> [Supplied passage]
══════════════════════════════
When a family receives a Down syndrome diagnosis, let’s start with what not to say: “I’m sorry.”
This journey into the world of Down syndrome may be unexpected. Parents may feel afraid or even feel a sense of loss—this is not what they imagined. Fear is normal. Grief is normal. Uncertainty is definitely normal. Let yourself feel it all.
AND alongside all that, one thing is clear: Down syndrome is nothing to be sorry about.
So what should you say? We called on the experts: the people who have been there before, the families who have received this very diagnosis for their loved ones. This is what they told us:
Ashlee, Maeve’s mom:
“We had a friend reach out to us recently telling us that they got a call from their geneticist saying they had a high probability [of a Down syndrome diagnosis] and, of course, I first said congratulations on your pregnancy! And then the next thing I told her was it may not feel like it right now, but it will be OK.
“But you’re allowed to be sad. I was very sad. I just think the most important thing we can do is validate feelings and not make someone feel bad if they don’t have automatic positivity. Toxic positivity can be the worst…”
Ashlee added that hearing, “Congratulations,” and “Everything will be okay” is great, but not every family is ready to hear it right away. “It’s okay to feel all the things you’re feeling.”
Let families know that, when they’re ready, you’re here to celebrate them and their new little one with joy. Until then, let them know that you’re here for all of it, drying tears, reimagining expectations, and lots of hugs and listening.
Sarah, Josephine’s mom:
I would say, “Everything’s going to be OK. Take a deep breath. And find your local/regional resources and advocates. The support system in this community is beyond amazing!!!”
We couldn’t agree more: when you’re ready, there’s a whole community here to support you, educate you, and experience the journey alongside you.
(In fact, our friends at Gigi’s Playhouse NYC added, “We’re here for you every step of the way.” They have some great programs—including virtual support groups for people across the country. When you’re ready, check them out.)
“Get ready for the biggest love of your life!”
Vicky, Harper and Jack’s mom, said:
“People with Down syndrome are beautiful!”
Eva invoked awe and life's beauty and wanted to remind families:
“Congratulations to your little wonder. You are all loved!”
Yes, yes, yes. Remember that you are loved.
When a family is feeling fear, Esmeralda would remind them:
“It’s scary now, but I promise there are better days ahead!”
And while this journey may not be what you expected, so many families who have been in those exact shoes of getting a diagnosis reached out with this message: this is the best thing that will happen to you:
“Might not be what you expected because it’s so much better!”
—Steven, Jackson’s dad
“Get ready for the adventure. It’s going to be fun.”
“Don’t be sad. Your world is about to become a more beautiful place.”
“Congratulations! Your baby will be the best thing that has ever happened to you! Down syndrome is love.”
══════════════════════════════
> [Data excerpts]
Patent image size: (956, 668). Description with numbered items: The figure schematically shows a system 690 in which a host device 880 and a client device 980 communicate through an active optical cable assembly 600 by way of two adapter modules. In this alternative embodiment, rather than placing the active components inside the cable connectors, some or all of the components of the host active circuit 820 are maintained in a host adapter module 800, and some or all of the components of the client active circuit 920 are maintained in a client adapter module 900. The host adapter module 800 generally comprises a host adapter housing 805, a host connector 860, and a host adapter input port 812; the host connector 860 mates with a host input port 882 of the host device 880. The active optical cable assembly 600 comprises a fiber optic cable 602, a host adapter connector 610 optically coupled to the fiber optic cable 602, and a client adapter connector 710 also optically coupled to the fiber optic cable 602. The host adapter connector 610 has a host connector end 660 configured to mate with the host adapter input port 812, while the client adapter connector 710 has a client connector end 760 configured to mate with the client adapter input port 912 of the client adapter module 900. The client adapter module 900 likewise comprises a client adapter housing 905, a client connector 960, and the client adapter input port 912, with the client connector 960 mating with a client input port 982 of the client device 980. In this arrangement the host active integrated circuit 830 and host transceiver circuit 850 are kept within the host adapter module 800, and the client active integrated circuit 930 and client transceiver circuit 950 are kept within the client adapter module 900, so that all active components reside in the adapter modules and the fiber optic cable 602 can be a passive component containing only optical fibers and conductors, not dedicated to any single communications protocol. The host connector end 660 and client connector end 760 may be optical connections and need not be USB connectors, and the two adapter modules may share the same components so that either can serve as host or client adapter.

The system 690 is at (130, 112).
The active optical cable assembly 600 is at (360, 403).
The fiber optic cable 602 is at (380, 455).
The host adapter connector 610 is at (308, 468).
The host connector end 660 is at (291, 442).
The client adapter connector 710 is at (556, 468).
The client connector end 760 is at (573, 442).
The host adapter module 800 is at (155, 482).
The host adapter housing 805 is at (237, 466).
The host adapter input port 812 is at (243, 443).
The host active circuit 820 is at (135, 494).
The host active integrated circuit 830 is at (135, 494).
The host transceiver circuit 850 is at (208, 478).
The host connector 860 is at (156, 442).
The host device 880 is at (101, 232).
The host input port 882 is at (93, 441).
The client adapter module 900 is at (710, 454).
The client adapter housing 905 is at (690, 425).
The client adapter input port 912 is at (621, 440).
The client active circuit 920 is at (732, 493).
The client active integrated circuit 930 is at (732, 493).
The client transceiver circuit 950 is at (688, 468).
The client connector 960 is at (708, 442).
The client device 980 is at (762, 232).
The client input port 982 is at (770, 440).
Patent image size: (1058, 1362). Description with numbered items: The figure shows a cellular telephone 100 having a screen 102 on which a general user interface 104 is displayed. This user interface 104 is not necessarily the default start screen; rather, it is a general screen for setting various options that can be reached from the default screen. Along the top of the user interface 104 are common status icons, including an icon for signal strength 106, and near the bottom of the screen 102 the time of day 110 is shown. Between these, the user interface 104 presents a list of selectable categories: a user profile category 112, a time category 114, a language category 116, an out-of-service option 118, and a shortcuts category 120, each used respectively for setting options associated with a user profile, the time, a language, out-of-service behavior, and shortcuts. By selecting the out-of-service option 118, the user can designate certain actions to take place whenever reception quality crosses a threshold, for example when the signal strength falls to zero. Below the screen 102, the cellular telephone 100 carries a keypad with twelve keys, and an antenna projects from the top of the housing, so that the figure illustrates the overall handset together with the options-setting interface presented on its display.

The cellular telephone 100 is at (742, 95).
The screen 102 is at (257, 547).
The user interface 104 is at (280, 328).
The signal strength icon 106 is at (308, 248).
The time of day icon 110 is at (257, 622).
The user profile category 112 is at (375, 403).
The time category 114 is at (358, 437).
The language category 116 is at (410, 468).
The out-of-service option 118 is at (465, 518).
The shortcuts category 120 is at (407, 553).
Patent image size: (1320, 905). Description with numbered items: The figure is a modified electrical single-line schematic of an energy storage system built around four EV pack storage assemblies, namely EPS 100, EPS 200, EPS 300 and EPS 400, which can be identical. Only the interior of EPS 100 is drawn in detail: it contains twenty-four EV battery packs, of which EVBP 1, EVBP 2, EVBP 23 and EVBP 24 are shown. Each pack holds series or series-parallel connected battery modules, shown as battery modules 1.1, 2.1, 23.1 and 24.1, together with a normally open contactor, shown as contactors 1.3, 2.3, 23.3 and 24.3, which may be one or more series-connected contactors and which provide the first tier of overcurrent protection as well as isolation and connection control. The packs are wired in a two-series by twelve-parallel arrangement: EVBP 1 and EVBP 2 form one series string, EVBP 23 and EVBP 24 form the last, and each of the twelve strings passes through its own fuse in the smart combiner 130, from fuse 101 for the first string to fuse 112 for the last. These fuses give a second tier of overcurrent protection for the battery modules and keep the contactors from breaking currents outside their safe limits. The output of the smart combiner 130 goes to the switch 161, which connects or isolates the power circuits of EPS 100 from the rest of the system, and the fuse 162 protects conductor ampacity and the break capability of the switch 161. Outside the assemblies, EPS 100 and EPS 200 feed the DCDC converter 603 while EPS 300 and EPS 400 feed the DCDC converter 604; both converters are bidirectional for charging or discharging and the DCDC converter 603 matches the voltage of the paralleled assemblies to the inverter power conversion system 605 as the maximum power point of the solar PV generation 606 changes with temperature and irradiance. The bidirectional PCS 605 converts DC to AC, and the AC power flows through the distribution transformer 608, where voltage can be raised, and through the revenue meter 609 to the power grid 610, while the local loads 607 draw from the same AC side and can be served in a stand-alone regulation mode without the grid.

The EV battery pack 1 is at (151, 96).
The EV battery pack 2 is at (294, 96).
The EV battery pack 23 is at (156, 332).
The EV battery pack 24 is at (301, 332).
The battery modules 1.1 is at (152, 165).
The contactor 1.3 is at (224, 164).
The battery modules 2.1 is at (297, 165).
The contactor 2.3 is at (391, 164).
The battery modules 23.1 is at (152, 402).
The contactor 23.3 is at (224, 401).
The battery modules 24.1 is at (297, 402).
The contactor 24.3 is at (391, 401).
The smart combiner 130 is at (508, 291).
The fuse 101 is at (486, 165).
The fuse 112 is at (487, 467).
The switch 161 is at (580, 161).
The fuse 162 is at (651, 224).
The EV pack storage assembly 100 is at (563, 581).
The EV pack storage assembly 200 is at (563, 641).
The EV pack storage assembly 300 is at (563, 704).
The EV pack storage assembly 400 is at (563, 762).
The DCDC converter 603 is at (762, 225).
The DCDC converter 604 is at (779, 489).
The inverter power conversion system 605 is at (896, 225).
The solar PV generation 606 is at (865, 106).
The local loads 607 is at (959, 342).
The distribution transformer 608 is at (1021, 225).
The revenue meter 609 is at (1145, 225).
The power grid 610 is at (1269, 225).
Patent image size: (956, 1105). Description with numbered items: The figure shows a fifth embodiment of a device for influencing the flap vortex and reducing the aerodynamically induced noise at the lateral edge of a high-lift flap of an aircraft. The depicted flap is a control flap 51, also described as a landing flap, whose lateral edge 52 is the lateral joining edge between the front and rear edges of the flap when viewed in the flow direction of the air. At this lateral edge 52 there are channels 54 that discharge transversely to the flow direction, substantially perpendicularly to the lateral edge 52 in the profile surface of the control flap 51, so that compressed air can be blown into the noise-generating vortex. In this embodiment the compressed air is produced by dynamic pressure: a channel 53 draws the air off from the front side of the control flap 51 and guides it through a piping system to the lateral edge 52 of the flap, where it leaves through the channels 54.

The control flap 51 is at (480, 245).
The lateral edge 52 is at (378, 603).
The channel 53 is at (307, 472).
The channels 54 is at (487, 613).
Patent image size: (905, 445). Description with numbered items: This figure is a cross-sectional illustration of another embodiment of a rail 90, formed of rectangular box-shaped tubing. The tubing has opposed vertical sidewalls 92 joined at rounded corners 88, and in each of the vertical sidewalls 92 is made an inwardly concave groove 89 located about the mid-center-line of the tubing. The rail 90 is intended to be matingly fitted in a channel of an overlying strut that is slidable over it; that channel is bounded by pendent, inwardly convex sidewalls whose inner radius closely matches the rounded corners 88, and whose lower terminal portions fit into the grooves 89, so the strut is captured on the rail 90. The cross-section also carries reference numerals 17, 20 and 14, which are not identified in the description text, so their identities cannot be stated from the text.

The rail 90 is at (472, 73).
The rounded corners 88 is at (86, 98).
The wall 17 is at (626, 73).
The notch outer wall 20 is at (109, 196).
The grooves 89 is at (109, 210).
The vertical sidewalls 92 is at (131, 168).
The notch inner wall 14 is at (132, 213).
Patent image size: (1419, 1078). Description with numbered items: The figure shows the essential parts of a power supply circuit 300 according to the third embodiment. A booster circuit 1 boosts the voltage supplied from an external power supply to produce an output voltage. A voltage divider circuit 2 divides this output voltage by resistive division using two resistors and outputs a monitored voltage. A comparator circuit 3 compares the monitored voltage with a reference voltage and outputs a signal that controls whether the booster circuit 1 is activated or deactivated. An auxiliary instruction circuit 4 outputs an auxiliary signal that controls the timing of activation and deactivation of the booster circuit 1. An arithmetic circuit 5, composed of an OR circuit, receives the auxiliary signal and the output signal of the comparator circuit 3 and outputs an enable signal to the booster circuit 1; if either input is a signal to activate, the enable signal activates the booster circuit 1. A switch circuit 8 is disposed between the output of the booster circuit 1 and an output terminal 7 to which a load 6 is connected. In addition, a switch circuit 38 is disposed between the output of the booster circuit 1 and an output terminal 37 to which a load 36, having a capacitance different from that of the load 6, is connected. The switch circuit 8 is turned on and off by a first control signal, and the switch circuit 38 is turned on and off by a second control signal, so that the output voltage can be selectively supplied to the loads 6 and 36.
══════════════════════════════
> [Exercise objective] In the text on responding to a Down syndrome diagnosis, turn the paragraph beginning "This journey into the world" into a short bulleted list that keeps its main facts. Nothing in the listing is needed for this work.

> [Your solution]
- The journey into Down syndrome may come unexpectedly.
- Parents may feel afraid or sense a loss, since this isn't what they imagined.
- Fear, grief, and uncertainty are all normal.
- Let yourself feel all of it.